WHAT NEEDS TO BE DONE
Output every entry exactly as written, but omit the pictures.

Collection entries

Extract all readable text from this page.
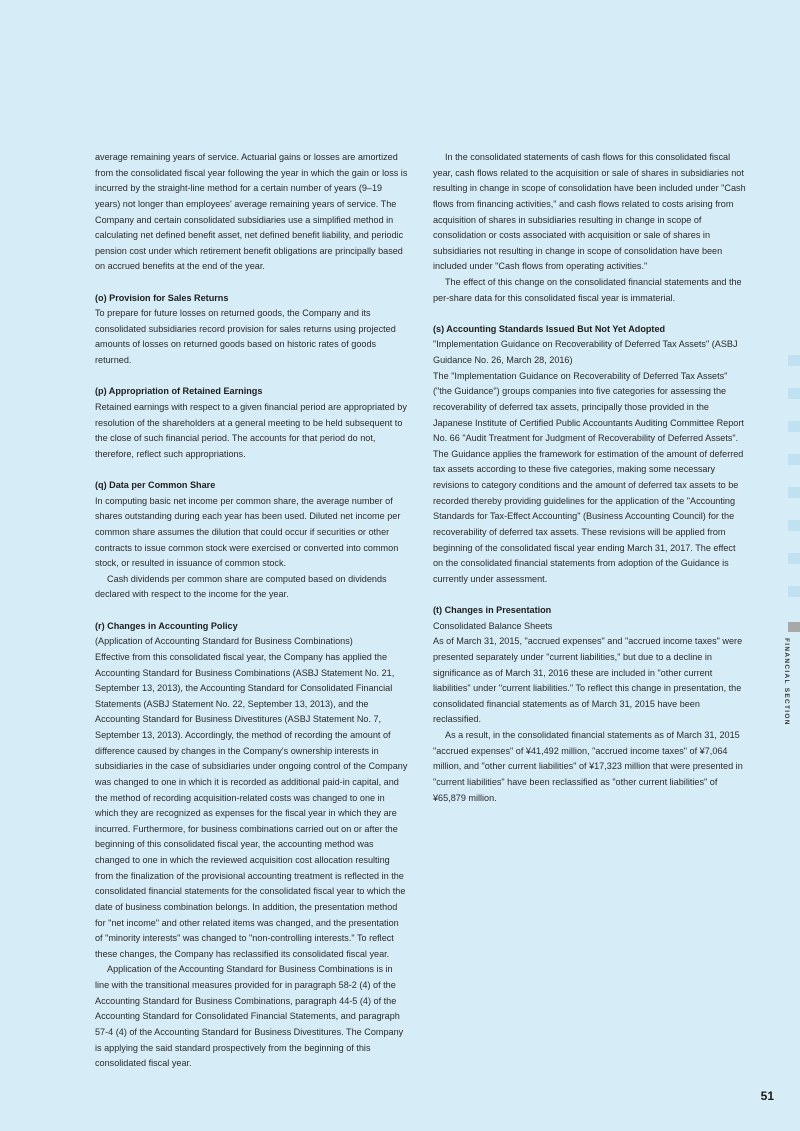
average remaining years of service. Actuarial gains or losses are amortized from the consolidated fiscal year following the year in which the gain or loss is incurred by the straight-line method for a certain number of years (9–19 years) not longer than employees' average remaining years of service. The Company and certain consolidated subsidiaries use a simplified method in calculating net defined benefit asset, net defined benefit liability, and periodic pension cost under which retirement benefit obligations are principally based on accrued benefits at the end of the year.

(o) Provision for Sales Returns

To prepare for future losses on returned goods, the Company and its consolidated subsidiaries record provision for sales returns using projected amounts of losses on returned goods based on historic rates of goods returned.

(p) Appropriation of Retained Earnings

Retained earnings with respect to a given financial period are appropriated by resolution of the shareholders at a general meeting to be held subsequent to the close of such financial period. The accounts for that period do not, therefore, reflect such appropriations.

(q) Data per Common Share

In computing basic net income per common share, the average number of shares outstanding during each year has been used. Diluted net income per common share assumes the dilution that could occur if securities or other contracts to issue common stock were exercised or converted into common stock, or resulted in issuance of common stock.

Cash dividends per common share are computed based on dividends declared with respect to the income for the year.

(r) Changes in Accounting Policy

(Application of Accounting Standard for Business Combinations)

Effective from this consolidated fiscal year, the Company has applied the Accounting Standard for Business Combinations (ASBJ Statement No. 21, September 13, 2013), the Accounting Standard for Consolidated Financial Statements (ASBJ Statement No. 22, September 13, 2013), and the Accounting Standard for Business Divestitures (ASBJ Statement No. 7, September 13, 2013). Accordingly, the method of recording the amount of difference caused by changes in the Company's ownership interests in subsidiaries in the case of subsidiaries under ongoing control of the Company was changed to one in which it is recorded as additional paid-in capital, and the method of recording acquisition-related costs was changed to one in which they are recognized as expenses for the fiscal year in which they are incurred. Furthermore, for business combinations carried out on or after the beginning of this consolidated fiscal year, the accounting method was changed to one in which the reviewed acquisition cost allocation resulting from the finalization of the provisional accounting treatment is reflected in the consolidated financial statements for the consolidated fiscal year to which the date of business combination belongs. In addition, the presentation method for "net income" and other related items was changed, and the presentation of "minority interests" was changed to "non-controlling interests." To reflect these changes, the Company has reclassified its consolidated fiscal year.

Application of the Accounting Standard for Business Combinations is in line with the transitional measures provided for in paragraph 58-2 (4) of the Accounting Standard for Business Combinations, paragraph 44-5 (4) of the Accounting Standard for Consolidated Financial Statements, and paragraph 57-4 (4) of the Accounting Standard for Business Divestitures. The Company is applying the said standard prospectively from the beginning of this consolidated fiscal year.

In the consolidated statements of cash flows for this consolidated fiscal year, cash flows related to the acquisition or sale of shares in subsidiaries not resulting in change in scope of consolidation have been included under "Cash flows from financing activities," and cash flows related to costs arising from acquisition of shares in subsidiaries resulting in change in scope of consolidation or costs associated with acquisition or sale of shares in subsidiaries not resulting in change in scope of consolidation have been included under "Cash flows from operating activities."

The effect of this change on the consolidated financial statements and the per-share data for this consolidated fiscal year is immaterial.

(s) Accounting Standards Issued But Not Yet Adopted

"Implementation Guidance on Recoverability of Deferred Tax Assets" (ASBJ Guidance No. 26, March 28, 2016)

The "Implementation Guidance on Recoverability of Deferred Tax Assets" ("the Guidance") groups companies into five categories for assessing the recoverability of deferred tax assets, principally those provided in the Japanese Institute of Certified Public Accountants Auditing Committee Report No. 66 "Audit Treatment for Judgment of Recoverability of Deferred Assets". The Guidance applies the framework for estimation of the amount of deferred tax assets according to these five categories, making some necessary revisions to category conditions and the amount of deferred tax assets to be recorded thereby providing guidelines for the application of the "Accounting Standards for Tax-Effect Accounting" (Business Accounting Council) for the recoverability of deferred tax assets. These revisions will be applied from beginning of the consolidated fiscal year ending March 31, 2017. The effect on the consolidated financial statements from adoption of the Guidance is currently under assessment.

(t) Changes in Presentation

Consolidated Balance Sheets

As of March 31, 2015, "accrued expenses" and "accrued income taxes" were presented separately under "current liabilities," but due to a decline in significance as of March 31, 2016 these are included in "other current liabilities" under "current liabilities." To reflect this change in presentation, the consolidated financial statements as of March 31, 2015 have been reclassified.

As a result, in the consolidated financial statements as of March 31, 2015 "accrued expenses" of ¥41,492 million, "accrued income taxes" of ¥7,064 million, and "other current liabilities" of ¥17,323 million that were presented in "current liabilities" have been reclassified as "other current liabilities" of ¥65,879 million.

FINANCIAL SECTION
51
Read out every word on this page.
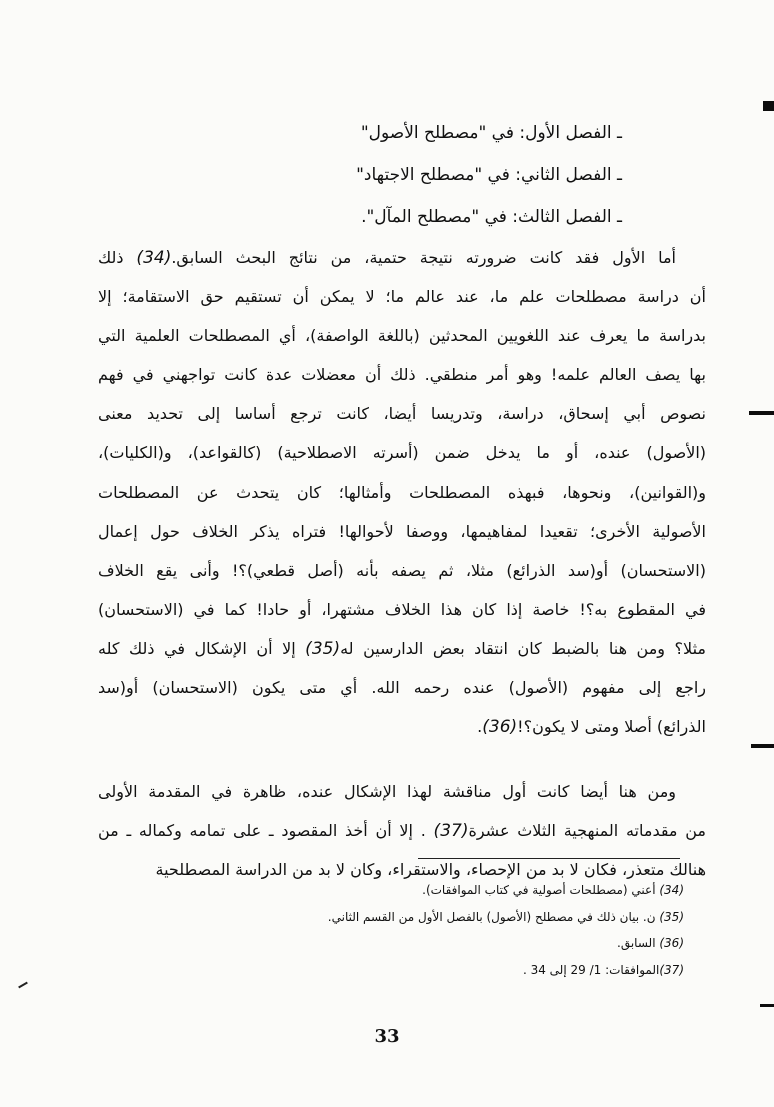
ـ الفصل الأول: في "مصطلح الأصول"
ـ الفصل الثاني: في "مصطلح الاجتهاد"
ـ الفصل الثالث: في "مصطلح المآل".
أما الأول فقد كانت ضرورته نتيجة حتمية، من نتائج البحث السابق.(34) ذلك
أن دراسة مصطلحات علم ما، عند عالم ما؛ لا يمكن أن تستقيم حق الاستقامة؛ إلا
بدراسة ما يعرف عند اللغويين المحدثين (باللغة الواصفة)، أي المصطلحات العلمية التي
بها يصف العالم علمه! وهو أمر منطقي. ذلك أن معضلات عدة كانت تواجهني في فهم
نصوص أبي إسحاق، دراسة، وتدريسا أيضا، كانت ترجع أساسا إلى تحديد معنى
(الأصول) عنده، أو ما يدخل ضمن (أسرته الاصطلاحية) (كالقواعد)، و(الكليات)،
و(القوانين)، ونحوها، فبهذه المصطلحات وأمثالها؛ كان يتحدث عن المصطلحات
الأصولية الأخرى؛ تقعيدا لمفاهيمها، ووصفا لأحوالها! فتراه يذكر الخلاف حول إعمال
(الاستحسان) أو(سد الذرائع) مثلا، ثم يصفه بأنه (أصل قطعي)؟! وأنى يقع الخلاف
في المقطوع به؟! خاصة إذا كان هذا الخلاف مشتهرا، أو حادا! كما في (الاستحسان)
مثلا؟ ومن هنا بالضبط كان انتقاد بعض الدارسين له(35) إلا أن الإشكال في ذلك كله
راجع إلى مفهوم (الأصول) عنده رحمه الله. أي متى يكون (الاستحسان) أو(سد
الذرائع) أصلا ومتى لا يكون؟!(36).
ومن هنا أيضا كانت أول مناقشة لهذا الإشكال عنده، ظاهرة في المقدمة الأولى
من مقدماته المنهجية الثلاث عشرة(37) . إلا أن أخذ المقصود ـ على تمامه وكماله ـ من
هنالك متعذر، فكان لا بد من الإحصاء، والاستقراء، وكان لا بد من الدراسة المصطلحية
(34) أعني (مصطلحات أصولية في كتاب الموافقات).
(35) ن. بيان ذلك في مصطلح (الأصول) بالفصل الأول من القسم الثاني.
(36) السابق.
(37)الموافقات: 1/ 29 إلى 34 .
33
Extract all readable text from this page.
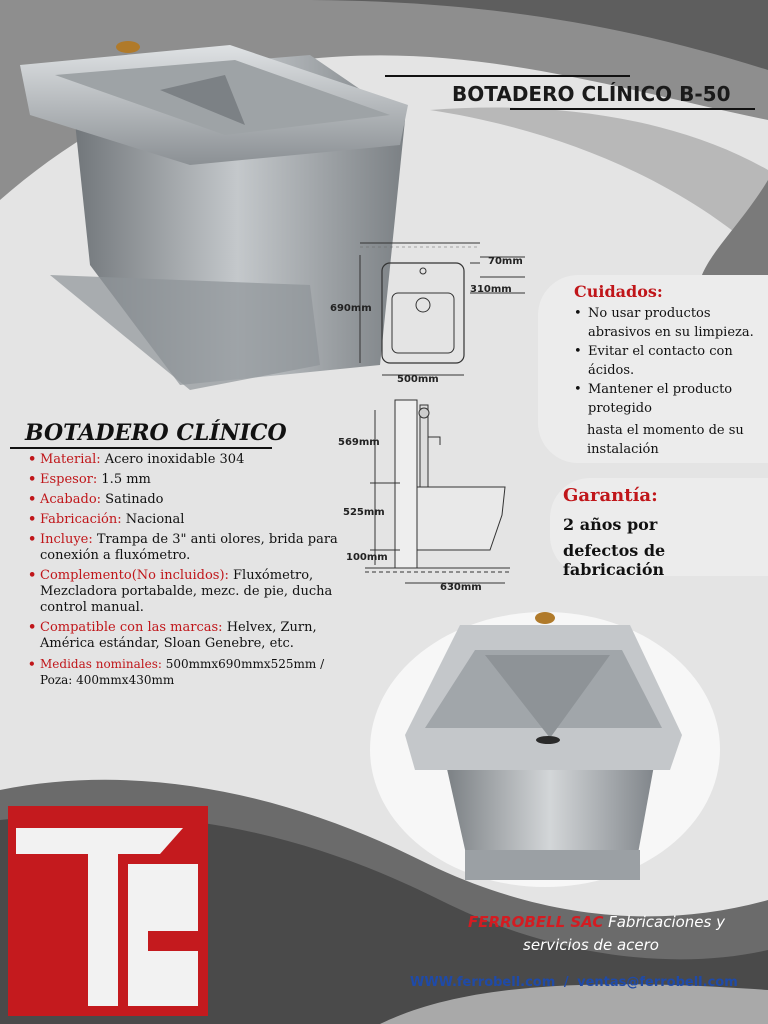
BOTADERO CLÍNICO B-50
70mm
310mm
690mm
500mm
569mm
525mm
100mm
630mm
BOTADERO CLÍNICO
• Material: Acero inoxidable 304
• Espesor: 1.5 mm
• Acabado: Satinado
• Fabricación: Nacional
• Incluye: Trampa de 3" anti olores, brida para conexión a fluxómetro.
• Complemento(No incluidos): Fluxómetro, Mezcladora portabalde, mezc. de pie, ducha control manual.
• Compatible con las marcas: Helvex, Zurn, América estándar, Sloan Genebre, etc.
• Medidas nominales: 500mmx690mmx525mm / Poza: 400mmx430mm
Cuidados:
• No usar productos abrasivos en su limpieza.
• Evitar el contacto con ácidos.
• Mantener el producto protegido
hasta el momento de su instalación
Garantía:
2 años por
defectos de fabricación
FERROBELL SAC Fabricaciones y
servicios de acero
WWW.ferrobell.com / ventas@ferrobell.com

REPLY
Extract all readable text from this page.
average remaining years of service. Actuarial gains or losses are amortized from the consolidated fiscal year following the year in which the gain or loss is incurred by the straight-line method for a certain number of years (9–19 years) not longer than employees' average remaining years of service. The Company and certain consolidated subsidiaries use a simplified method in calculating net defined benefit asset, net defined benefit liability, and periodic pension cost under which retirement benefit obligations are principally based on accrued benefits at the end of the year.

(o) Provision for Sales Returns

To prepare for future losses on returned goods, the Company and its consolidated subsidiaries record provision for sales returns using projected amounts of losses on returned goods based on historic rates of goods returned.

(p) Appropriation of Retained Earnings

Retained earnings with respect to a given financial period are appropriated by resolution of the shareholders at a general meeting to be held subsequent to the close of such financial period. The accounts for that period do not, therefore, reflect such appropriations.

(q) Data per Common Share

In computing basic net income per common share, the average number of shares outstanding during each year has been used. Diluted net income per common share assumes the dilution that could occur if securities or other contracts to issue common stock were exercised or converted into common stock, or resulted in issuance of common stock.

Cash dividends per common share are computed based on dividends declared with respect to the income for the year.

(r) Changes in Accounting Policy

(Application of Accounting Standard for Business Combinations)

Effective from this consolidated fiscal year, the Company has applied the Accounting Standard for Business Combinations (ASBJ Statement No. 21, September 13, 2013), the Accounting Standard for Consolidated Financial Statements (ASBJ Statement No. 22, September 13, 2013), and the Accounting Standard for Business Divestitures (ASBJ Statement No. 7, September 13, 2013). Accordingly, the method of recording the amount of difference caused by changes in the Company's ownership interests in subsidiaries in the case of subsidiaries under ongoing control of the Company was changed to one in which it is recorded as additional paid-in capital, and the method of recording acquisition-related costs was changed to one in which they are recognized as expenses for the fiscal year in which they are incurred. Furthermore, for business combinations carried out on or after the beginning of this consolidated fiscal year, the accounting method was changed to one in which the reviewed acquisition cost allocation resulting from the finalization of the provisional accounting treatment is reflected in the consolidated financial statements for the consolidated fiscal year to which the date of business combination belongs. In addition, the presentation method for "net income" and other related items was changed, and the presentation of "minority interests" was changed to "non-controlling interests." To reflect these changes, the Company has reclassified its consolidated fiscal year.

Application of the Accounting Standard for Business Combinations is in line with the transitional measures provided for in paragraph 58-2 (4) of the Accounting Standard for Business Combinations, paragraph 44-5 (4) of the Accounting Standard for Consolidated Financial Statements, and paragraph 57-4 (4) of the Accounting Standard for Business Divestitures. The Company is applying the said standard prospectively from the beginning of this consolidated fiscal year.

In the consolidated statements of cash flows for this consolidated fiscal year, cash flows related to the acquisition or sale of shares in subsidiaries not resulting in change in scope of consolidation have been included under "Cash flows from financing activities," and cash flows related to costs arising from acquisition of shares in subsidiaries resulting in change in scope of consolidation or costs associated with acquisition or sale of shares in subsidiaries not resulting in change in scope of consolidation have been included under "Cash flows from operating activities."

The effect of this change on the consolidated financial statements and the per-share data for this consolidated fiscal year is immaterial.

(s) Accounting Standards Issued But Not Yet Adopted

"Implementation Guidance on Recoverability of Deferred Tax Assets" (ASBJ Guidance No. 26, March 28, 2016)

The "Implementation Guidance on Recoverability of Deferred Tax Assets" ("the Guidance") groups companies into five categories for assessing the recoverability of deferred tax assets, principally those provided in the Japanese Institute of Certified Public Accountants Auditing Committee Report No. 66 "Audit Treatment for Judgment of Recoverability of Deferred Assets". The Guidance applies the framework for estimation of the amount of deferred tax assets according to these five categories, making some necessary revisions to category conditions and the amount of deferred tax assets to be recorded thereby providing guidelines for the application of the "Accounting Standards for Tax-Effect Accounting" (Business Accounting Council) for the recoverability of deferred tax assets. These revisions will be applied from beginning of the consolidated fiscal year ending March 31, 2017. The effect on the consolidated financial statements from adoption of the Guidance is currently under assessment.

(t) Changes in Presentation

Consolidated Balance Sheets

As of March 31, 2015, "accrued expenses" and "accrued income taxes" were presented separately under "current liabilities," but due to a decline in significance as of March 31, 2016 these are included in "other current liabilities" under "current liabilities." To reflect this change in presentation, the consolidated financial statements as of March 31, 2015 have been reclassified.

As a result, in the consolidated financial statements as of March 31, 2015 "accrued expenses" of ¥41,492 million, "accrued income taxes" of ¥7,064 million, and "other current liabilities" of ¥17,323 million that were presented in "current liabilities" have been reclassified as "other current liabilities" of ¥65,879 million.

FINANCIAL SECTION
51
Read out every word on this page.
ـ الفصل الأول: في "مصطلح الأصول"
ـ الفصل الثاني: في "مصطلح الاجتهاد"
ـ الفصل الثالث: في "مصطلح المآل".
أما الأول فقد كانت ضرورته نتيجة حتمية، من نتائج البحث السابق.(34) ذلك
أن دراسة مصطلحات علم ما، عند عالم ما؛ لا يمكن أن تستقيم حق الاستقامة؛ إلا
بدراسة ما يعرف عند اللغويين المحدثين (باللغة الواصفة)، أي المصطلحات العلمية التي
بها يصف العالم علمه! وهو أمر منطقي. ذلك أن معضلات عدة كانت تواجهني في فهم
نصوص أبي إسحاق، دراسة، وتدريسا أيضا، كانت ترجع أساسا إلى تحديد معنى
(الأصول) عنده، أو ما يدخل ضمن (أسرته الاصطلاحية) (كالقواعد)، و(الكليات)،
و(القوانين)، ونحوها، فبهذه المصطلحات وأمثالها؛ كان يتحدث عن المصطلحات
الأصولية الأخرى؛ تقعيدا لمفاهيمها، ووصفا لأحوالها! فتراه يذكر الخلاف حول إعمال
(الاستحسان) أو(سد الذرائع) مثلا، ثم يصفه بأنه (أصل قطعي)؟! وأنى يقع الخلاف
في المقطوع به؟! خاصة إذا كان هذا الخلاف مشتهرا، أو حادا! كما في (الاستحسان)
مثلا؟ ومن هنا بالضبط كان انتقاد بعض الدارسين له(35) إلا أن الإشكال في ذلك كله
راجع إلى مفهوم (الأصول) عنده رحمه الله. أي متى يكون (الاستحسان) أو(سد
الذرائع) أصلا ومتى لا يكون؟!(36).
ومن هنا أيضا كانت أول مناقشة لهذا الإشكال عنده، ظاهرة في المقدمة الأولى
من مقدماته المنهجية الثلاث عشرة(37) . إلا أن أخذ المقصود ـ على تمامه وكماله ـ من
هنالك متعذر، فكان لا بد من الإحصاء، والاستقراء، وكان لا بد من الدراسة المصطلحية
(34) أعني (مصطلحات أصولية في كتاب الموافقات).
(35) ن. بيان ذلك في مصطلح (الأصول) بالفصل الأول من القسم الثاني.
(36) السابق.
(37)الموافقات: 1/ 29 إلى 34 .
33
Extract all readable text from this page.
BOTADERO CLÍNICO B-50
70mm
310mm
690mm
500mm
569mm
525mm
100mm
630mm
BOTADERO CLÍNICO
• Material: Acero inoxidable 304
• Espesor: 1.5 mm
• Acabado: Satinado
• Fabricación: Nacional
• Incluye: Trampa de 3" anti olores, brida para conexión a fluxómetro.
• Complemento(No incluidos): Fluxómetro, Mezcladora portabalde, mezc. de pie, ducha control manual.
• Compatible con las marcas: Helvex, Zurn, América estándar, Sloan Genebre, etc.
• Medidas nominales: 500mmx690mmx525mm / Poza: 400mmx430mm
Cuidados:
• No usar productos abrasivos en su limpieza.
• Evitar el contacto con ácidos.
• Mantener el producto protegido
hasta el momento de su instalación
Garantía:
2 años por
defectos de fabricación
FERROBELL SAC Fabricaciones y
servicios de acero
WWW.ferrobell.com / ventas@ferrobell.com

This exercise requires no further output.